SHORT TASK » Locate and copy all lines bearing the word "text".

Saved entries:
— START —
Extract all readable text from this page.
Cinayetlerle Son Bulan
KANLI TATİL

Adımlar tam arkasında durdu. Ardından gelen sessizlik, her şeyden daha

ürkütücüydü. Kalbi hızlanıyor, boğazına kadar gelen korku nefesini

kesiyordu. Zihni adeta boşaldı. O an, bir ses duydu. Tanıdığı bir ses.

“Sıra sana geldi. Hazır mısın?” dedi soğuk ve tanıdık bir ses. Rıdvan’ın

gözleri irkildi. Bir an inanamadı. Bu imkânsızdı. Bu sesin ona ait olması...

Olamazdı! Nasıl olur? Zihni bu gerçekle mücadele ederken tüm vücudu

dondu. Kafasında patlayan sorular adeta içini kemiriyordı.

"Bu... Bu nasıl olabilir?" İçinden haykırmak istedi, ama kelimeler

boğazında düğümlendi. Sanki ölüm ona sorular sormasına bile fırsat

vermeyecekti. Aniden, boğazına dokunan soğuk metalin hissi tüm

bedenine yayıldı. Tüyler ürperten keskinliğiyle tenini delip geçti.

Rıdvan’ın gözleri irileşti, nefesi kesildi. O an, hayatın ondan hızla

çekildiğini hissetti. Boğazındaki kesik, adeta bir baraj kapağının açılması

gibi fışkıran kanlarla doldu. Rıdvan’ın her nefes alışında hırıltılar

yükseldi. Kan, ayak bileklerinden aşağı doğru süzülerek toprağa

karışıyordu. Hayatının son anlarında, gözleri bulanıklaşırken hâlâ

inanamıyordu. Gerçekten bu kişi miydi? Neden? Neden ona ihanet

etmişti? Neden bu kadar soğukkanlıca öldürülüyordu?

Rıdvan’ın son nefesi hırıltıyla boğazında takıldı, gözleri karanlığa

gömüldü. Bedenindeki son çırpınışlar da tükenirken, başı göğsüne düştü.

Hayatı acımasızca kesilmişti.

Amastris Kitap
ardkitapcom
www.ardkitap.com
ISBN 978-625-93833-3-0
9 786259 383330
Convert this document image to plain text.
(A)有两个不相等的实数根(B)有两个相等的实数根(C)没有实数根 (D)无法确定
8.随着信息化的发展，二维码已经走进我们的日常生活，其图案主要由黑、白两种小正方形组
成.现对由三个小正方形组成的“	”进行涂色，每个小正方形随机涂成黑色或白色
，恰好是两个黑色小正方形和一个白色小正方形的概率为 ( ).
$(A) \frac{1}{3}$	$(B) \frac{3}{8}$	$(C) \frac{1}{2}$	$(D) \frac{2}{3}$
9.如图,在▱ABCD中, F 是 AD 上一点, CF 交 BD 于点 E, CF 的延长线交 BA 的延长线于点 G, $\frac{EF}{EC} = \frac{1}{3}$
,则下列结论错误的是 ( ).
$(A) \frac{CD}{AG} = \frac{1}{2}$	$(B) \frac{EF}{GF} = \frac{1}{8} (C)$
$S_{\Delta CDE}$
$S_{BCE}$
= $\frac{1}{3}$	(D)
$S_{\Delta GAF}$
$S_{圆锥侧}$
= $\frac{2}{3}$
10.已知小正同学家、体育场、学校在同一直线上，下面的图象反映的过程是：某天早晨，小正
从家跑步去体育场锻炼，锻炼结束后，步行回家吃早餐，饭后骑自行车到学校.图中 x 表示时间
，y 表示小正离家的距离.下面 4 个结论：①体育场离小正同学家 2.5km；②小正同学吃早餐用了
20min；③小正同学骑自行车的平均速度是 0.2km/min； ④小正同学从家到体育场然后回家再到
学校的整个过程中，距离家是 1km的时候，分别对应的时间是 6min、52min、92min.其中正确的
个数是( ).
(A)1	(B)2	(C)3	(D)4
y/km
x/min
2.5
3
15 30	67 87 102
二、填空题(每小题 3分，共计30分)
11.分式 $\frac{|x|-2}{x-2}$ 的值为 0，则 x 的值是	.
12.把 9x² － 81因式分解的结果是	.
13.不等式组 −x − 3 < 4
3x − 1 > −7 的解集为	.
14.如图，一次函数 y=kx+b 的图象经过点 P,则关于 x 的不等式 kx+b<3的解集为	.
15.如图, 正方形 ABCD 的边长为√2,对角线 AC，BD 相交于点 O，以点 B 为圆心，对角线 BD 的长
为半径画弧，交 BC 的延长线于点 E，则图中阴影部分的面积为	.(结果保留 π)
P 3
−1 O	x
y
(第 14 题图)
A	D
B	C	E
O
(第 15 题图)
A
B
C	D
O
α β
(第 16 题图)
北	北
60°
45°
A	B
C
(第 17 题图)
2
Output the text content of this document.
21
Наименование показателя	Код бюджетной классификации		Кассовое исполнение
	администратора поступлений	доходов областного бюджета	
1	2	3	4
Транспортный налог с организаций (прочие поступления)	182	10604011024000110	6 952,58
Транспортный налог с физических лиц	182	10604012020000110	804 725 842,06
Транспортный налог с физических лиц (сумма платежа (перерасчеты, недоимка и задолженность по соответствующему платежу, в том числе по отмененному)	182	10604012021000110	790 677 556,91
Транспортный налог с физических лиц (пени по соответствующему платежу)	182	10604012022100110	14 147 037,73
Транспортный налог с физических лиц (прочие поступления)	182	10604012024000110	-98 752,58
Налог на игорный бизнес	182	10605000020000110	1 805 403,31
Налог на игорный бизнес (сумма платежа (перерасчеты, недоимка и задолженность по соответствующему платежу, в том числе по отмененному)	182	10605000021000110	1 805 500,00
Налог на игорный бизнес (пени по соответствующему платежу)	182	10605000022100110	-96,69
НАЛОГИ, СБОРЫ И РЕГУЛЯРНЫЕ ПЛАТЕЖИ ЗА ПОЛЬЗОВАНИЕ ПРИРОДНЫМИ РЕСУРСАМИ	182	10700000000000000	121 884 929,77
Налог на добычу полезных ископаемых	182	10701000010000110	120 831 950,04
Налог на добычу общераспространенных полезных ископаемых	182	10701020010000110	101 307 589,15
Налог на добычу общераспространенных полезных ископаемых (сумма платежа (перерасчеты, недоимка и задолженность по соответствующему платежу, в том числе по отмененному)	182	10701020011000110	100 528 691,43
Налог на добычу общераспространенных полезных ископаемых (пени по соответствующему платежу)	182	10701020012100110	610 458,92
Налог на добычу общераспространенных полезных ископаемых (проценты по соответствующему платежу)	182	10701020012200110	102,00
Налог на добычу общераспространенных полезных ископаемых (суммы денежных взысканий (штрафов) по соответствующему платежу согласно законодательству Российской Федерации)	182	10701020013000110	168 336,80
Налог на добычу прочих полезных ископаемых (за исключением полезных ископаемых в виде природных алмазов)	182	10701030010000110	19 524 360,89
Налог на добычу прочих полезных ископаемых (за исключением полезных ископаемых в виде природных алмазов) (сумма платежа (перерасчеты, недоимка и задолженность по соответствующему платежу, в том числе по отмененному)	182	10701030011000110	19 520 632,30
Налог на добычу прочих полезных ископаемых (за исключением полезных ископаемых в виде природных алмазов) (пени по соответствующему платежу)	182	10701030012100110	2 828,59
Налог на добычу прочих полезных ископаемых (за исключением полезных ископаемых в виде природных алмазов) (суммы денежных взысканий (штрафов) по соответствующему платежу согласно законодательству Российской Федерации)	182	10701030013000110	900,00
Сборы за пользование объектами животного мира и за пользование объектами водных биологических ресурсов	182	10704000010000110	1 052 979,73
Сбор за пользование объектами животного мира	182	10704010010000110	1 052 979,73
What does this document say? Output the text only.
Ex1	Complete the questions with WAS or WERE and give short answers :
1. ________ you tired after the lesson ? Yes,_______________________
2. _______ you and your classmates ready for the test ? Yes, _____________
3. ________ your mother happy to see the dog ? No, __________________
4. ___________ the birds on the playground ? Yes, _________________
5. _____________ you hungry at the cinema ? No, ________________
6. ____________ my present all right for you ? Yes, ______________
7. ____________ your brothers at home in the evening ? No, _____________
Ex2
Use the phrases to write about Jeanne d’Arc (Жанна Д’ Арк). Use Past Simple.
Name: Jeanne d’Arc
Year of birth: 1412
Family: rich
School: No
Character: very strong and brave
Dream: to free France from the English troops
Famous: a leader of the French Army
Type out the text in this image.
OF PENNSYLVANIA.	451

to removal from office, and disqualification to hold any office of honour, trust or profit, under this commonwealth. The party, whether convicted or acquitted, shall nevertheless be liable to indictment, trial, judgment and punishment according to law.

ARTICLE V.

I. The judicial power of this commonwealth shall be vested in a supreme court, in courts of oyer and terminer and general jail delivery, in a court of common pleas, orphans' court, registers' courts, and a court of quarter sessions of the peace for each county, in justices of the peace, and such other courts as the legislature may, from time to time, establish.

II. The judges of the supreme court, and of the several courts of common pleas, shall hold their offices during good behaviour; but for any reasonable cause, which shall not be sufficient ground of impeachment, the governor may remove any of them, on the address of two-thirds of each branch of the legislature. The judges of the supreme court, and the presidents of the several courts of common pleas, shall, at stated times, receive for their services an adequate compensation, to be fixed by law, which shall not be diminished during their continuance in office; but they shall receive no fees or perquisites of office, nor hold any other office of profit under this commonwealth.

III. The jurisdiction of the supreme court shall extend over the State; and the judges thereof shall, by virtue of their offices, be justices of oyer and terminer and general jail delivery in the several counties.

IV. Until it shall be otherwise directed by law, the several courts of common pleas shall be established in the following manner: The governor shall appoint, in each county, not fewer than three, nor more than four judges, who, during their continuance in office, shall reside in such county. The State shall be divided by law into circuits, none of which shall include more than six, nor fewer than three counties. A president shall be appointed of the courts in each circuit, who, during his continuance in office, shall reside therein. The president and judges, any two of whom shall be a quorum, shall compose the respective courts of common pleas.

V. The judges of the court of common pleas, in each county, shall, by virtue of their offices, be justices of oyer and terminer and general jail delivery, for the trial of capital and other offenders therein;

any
— END —
EXERCISE SOLUTION »
Extract all readable text from this page.
Convert this document image to plain text.
Output the text content of this document.
What does this document say? Output the text only.
Type out the text in this image.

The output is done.